Texto del ejercicio:
"""
¿Qué nos dice la elección del nuevo Papa?
Pensando en ideal, es
lo que deseo expresar en estos instantes. ¿Qué esperamos del nuevo Papa? Lo
primero, que ojalá continúe transparentando las acciones de la Iglesia. Que
sepa dirigir de buena manera las reformas tan necesarias para nuestro pueblo;
pero no reformas que modifiquen el credo religioso, sino, que seamos capaces de
regresar al Evangelio, el norte que jamás debió perder la autoridad eclesial,
ni los laicos.
Espero, a la vez, que el nuevo Papa sea capaz de sostener sobre sus hombros la responsabilidad de limpiar la Iglesia desde adentro. Que en el afán de buscar la verdad, no se escondan escandalosos crímenes que tanto daño han provocado en muchas personas y familias.
Es una invitación a
la renovación, sobre todo, aprovechando la instancia de vivir el Tiempo
Litúrgico de Cuaresma, que nos invita a la Metanoia; el cambio de mentalidad
tan necesario en estos días.
"""
Datos registrados:
"""
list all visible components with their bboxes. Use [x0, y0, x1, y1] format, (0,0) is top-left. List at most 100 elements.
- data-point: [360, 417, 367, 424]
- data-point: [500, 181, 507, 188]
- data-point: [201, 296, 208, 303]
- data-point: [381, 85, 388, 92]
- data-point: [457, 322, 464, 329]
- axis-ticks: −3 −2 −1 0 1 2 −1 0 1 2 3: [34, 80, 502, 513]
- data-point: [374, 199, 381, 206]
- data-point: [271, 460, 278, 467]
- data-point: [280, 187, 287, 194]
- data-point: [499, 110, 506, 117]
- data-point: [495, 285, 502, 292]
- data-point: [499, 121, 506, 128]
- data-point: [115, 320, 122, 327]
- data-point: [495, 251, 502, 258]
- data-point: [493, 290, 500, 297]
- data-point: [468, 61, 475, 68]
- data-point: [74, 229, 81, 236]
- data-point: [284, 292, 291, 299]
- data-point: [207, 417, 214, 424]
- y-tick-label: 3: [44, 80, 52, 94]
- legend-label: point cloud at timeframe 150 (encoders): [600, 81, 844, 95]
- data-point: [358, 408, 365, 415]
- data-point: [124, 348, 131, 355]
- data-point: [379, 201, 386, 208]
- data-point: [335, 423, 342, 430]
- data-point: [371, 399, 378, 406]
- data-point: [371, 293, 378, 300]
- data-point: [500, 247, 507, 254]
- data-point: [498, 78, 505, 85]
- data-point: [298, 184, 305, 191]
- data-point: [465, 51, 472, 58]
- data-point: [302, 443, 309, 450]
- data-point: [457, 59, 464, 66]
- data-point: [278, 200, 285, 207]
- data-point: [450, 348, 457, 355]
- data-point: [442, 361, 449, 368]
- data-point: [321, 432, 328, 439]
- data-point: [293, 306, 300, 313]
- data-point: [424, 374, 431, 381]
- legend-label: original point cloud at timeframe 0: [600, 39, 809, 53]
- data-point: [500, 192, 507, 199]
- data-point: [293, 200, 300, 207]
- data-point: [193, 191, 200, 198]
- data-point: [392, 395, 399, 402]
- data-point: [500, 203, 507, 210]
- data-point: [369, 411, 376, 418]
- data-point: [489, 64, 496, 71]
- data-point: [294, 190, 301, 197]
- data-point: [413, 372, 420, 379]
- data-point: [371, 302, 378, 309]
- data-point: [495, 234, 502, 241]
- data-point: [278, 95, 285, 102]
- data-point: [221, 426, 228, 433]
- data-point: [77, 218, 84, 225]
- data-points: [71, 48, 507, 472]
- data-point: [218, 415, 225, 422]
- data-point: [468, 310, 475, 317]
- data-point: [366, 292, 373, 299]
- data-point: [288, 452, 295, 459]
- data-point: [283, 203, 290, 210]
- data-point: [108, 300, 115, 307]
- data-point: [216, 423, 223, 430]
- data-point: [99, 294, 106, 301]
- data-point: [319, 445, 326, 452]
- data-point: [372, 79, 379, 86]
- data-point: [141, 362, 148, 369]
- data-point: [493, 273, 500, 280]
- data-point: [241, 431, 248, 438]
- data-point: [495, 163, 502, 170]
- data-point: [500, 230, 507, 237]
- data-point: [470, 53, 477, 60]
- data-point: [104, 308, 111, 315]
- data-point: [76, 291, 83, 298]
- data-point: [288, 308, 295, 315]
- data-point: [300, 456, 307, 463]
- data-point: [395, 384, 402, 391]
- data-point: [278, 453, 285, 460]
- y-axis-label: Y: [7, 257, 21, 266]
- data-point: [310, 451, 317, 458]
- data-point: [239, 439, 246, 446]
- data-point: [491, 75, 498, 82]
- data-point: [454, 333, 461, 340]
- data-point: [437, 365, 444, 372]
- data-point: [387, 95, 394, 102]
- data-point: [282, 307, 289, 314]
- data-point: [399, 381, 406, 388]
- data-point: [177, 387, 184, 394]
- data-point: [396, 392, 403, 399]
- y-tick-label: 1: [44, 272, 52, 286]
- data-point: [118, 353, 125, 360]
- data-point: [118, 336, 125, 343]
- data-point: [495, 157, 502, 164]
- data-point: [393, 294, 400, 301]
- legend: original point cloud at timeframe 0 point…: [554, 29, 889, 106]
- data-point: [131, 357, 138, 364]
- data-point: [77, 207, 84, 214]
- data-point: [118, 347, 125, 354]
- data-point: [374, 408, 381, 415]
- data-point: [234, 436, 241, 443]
"""
Instrucciones:
**1)** Según el texto sobre el nuevo Papa, ¿a qué invita el Tiempo Litúrgico de Cuaresma?
**2)** Transcriba del texto sobre el nuevo Papa el fragmento que empieza con "Pensando en ideal, es" y sigue hasta "personas y familias.".
**3)** Resuma en una sola oración el párrafo del texto sobre el nuevo Papa que comienza con "Espero, a la vez", sin perder sus ideas principales.

Respuestas:
**1)** A la Metanoia, el cambio de mentalidad tan necesario en estos días.

**2)**
Pensando en ideal, es
lo que deseo expresar en estos instantes. ¿Qué esperamos del nuevo Papa? Lo
primero, que ojalá continúe transparentando las acciones de la Iglesia. Que
sepa dirigir de buena manera las reformas tan necesarias para nuestro pueblo;
pero no reformas que modifiquen el credo religioso, sino, que seamos capaces de
regresar al Evangelio, el norte que jamás debió perder la autoridad eclesial,
ni los laicos.
Espero, a la vez, que el nuevo Papa sea capaz de sostener sobre sus hombros la responsabilidad de limpiar la Iglesia desde adentro. Que en el afán de buscar la verdad, no se escondan escandalosos crímenes que tanto daño han provocado en muchas personas y familias.

**3)** Se espera que el nuevo Papa asuma la responsabilidad de limpiar la Iglesia desde adentro y que, en la búsqueda de la verdad, no se oculten los crímenes escandalosos que tanto daño han causado a muchas personas y familias.